### The problem
Output only the lines that run from the line holding "Read all visible content and emit it as JSON." to the end of the data below, including both ends, without any pictures.
══ Source data ══
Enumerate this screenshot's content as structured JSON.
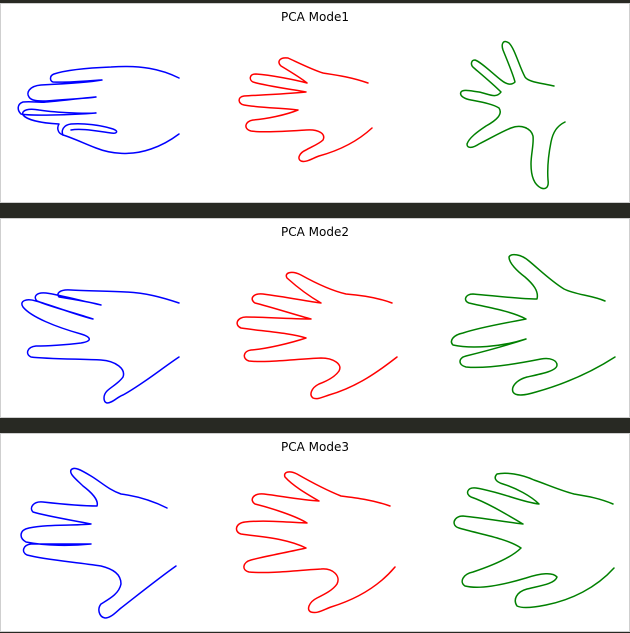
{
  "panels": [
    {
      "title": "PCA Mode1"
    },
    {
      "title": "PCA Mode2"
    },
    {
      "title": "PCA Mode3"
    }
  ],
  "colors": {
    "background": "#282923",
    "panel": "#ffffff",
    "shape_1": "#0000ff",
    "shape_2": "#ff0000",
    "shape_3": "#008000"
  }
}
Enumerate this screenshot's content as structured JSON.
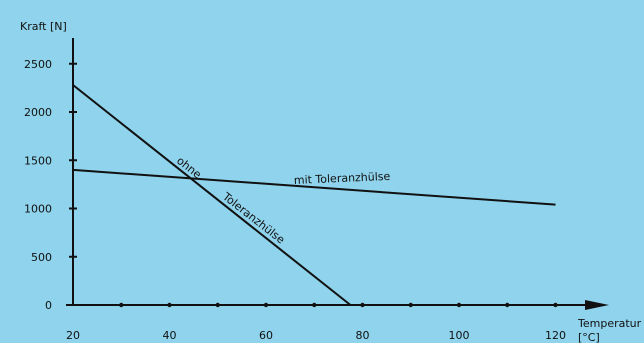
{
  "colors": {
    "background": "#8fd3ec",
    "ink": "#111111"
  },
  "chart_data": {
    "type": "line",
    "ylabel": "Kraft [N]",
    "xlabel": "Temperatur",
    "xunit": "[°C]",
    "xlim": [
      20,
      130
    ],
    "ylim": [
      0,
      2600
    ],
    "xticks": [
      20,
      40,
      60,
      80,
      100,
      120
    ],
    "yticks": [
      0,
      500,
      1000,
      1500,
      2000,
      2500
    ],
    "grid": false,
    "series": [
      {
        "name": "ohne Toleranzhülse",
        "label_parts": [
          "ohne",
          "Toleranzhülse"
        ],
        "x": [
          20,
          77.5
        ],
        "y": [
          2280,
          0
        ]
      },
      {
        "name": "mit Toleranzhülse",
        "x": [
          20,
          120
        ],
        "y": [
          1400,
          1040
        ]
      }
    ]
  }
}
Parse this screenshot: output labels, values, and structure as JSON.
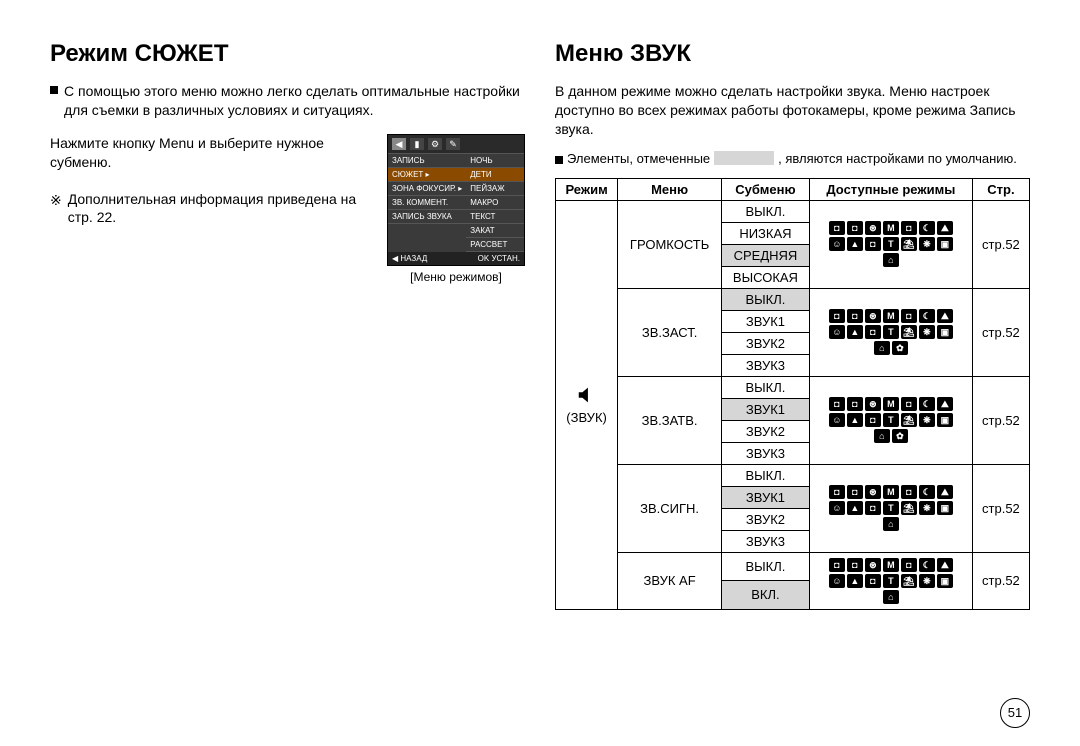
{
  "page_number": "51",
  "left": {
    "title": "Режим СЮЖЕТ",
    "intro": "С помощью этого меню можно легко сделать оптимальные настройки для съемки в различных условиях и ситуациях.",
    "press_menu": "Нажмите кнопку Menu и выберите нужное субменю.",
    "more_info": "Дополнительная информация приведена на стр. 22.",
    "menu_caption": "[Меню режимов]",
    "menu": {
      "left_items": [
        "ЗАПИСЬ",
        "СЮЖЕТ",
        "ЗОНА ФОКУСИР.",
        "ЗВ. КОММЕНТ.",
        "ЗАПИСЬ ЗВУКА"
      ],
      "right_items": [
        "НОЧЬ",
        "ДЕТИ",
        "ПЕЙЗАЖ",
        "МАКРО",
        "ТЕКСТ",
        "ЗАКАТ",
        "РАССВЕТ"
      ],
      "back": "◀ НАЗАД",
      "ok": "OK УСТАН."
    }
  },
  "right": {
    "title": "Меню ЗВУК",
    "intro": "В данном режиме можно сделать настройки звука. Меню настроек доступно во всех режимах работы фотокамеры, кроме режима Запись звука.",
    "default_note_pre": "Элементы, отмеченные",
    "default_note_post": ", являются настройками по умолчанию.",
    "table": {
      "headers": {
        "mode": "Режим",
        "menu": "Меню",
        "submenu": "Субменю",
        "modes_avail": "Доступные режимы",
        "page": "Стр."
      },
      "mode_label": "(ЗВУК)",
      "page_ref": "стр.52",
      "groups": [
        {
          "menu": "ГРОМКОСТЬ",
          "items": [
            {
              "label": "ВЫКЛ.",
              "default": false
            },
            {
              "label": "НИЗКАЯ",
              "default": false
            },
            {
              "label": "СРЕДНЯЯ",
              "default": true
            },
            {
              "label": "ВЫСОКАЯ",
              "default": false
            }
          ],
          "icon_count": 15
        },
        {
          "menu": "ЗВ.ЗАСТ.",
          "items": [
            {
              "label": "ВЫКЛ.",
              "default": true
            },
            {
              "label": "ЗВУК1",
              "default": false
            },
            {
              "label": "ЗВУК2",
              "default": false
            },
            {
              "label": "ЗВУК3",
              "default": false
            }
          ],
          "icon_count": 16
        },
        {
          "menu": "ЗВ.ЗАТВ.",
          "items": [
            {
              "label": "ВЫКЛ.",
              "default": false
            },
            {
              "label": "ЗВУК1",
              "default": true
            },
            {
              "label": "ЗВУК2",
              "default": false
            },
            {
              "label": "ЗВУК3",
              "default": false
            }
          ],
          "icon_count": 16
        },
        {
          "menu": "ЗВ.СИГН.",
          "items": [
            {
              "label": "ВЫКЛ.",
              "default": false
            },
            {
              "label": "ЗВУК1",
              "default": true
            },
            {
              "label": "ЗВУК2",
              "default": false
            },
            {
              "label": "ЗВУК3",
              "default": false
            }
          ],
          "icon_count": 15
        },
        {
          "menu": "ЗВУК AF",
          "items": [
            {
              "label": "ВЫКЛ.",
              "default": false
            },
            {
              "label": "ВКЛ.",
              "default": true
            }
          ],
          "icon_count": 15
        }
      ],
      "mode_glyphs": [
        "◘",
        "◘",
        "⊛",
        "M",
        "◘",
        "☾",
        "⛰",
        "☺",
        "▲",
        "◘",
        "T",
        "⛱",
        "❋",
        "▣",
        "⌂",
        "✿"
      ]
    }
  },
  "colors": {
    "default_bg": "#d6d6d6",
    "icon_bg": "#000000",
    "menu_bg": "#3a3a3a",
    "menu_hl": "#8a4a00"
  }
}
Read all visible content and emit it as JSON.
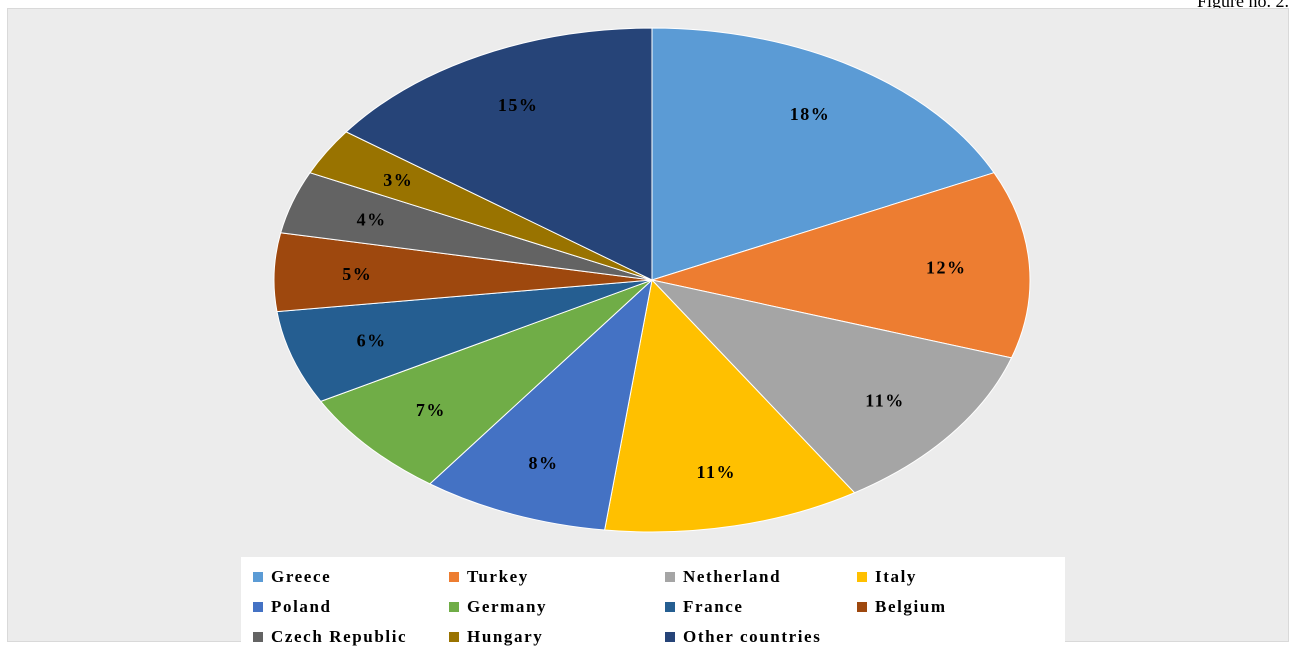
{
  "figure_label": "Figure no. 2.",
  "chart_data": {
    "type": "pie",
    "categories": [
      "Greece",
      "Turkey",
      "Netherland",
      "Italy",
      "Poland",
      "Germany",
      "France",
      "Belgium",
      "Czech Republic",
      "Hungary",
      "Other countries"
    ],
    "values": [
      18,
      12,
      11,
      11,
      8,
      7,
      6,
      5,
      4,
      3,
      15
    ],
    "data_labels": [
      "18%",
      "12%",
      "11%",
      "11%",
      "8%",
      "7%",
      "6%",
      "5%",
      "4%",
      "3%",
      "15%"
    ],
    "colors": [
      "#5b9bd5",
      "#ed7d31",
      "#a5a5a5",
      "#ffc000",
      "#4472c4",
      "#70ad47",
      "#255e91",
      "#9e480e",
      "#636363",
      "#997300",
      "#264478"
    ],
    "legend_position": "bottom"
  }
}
═══
### Reply to the exercise
Read all visible content and emit it as JSON.
{
  "figure_label": "Figure no. 2.",
  "chart_data": {
    "type": "pie",
    "categories": [
      "Greece",
      "Turkey",
      "Netherland",
      "Italy",
      "Poland",
      "Germany",
      "France",
      "Belgium",
      "Czech Republic",
      "Hungary",
      "Other countries"
    ],
    "values": [
      18,
      12,
      11,
      11,
      8,
      7,
      6,
      5,
      4,
      3,
      15
    ],
    "data_labels": [
      "18%",
      "12%",
      "11%",
      "11%",
      "8%",
      "7%",
      "6%",
      "5%",
      "4%",
      "3%",
      "15%"
    ],
    "colors": [
      "#5b9bd5",
      "#ed7d31",
      "#a5a5a5",
      "#ffc000",
      "#4472c4",
      "#70ad47",
      "#255e91",
      "#9e480e",
      "#636363",
      "#997300",
      "#264478"
    ],
    "legend_position": "bottom"
  }
}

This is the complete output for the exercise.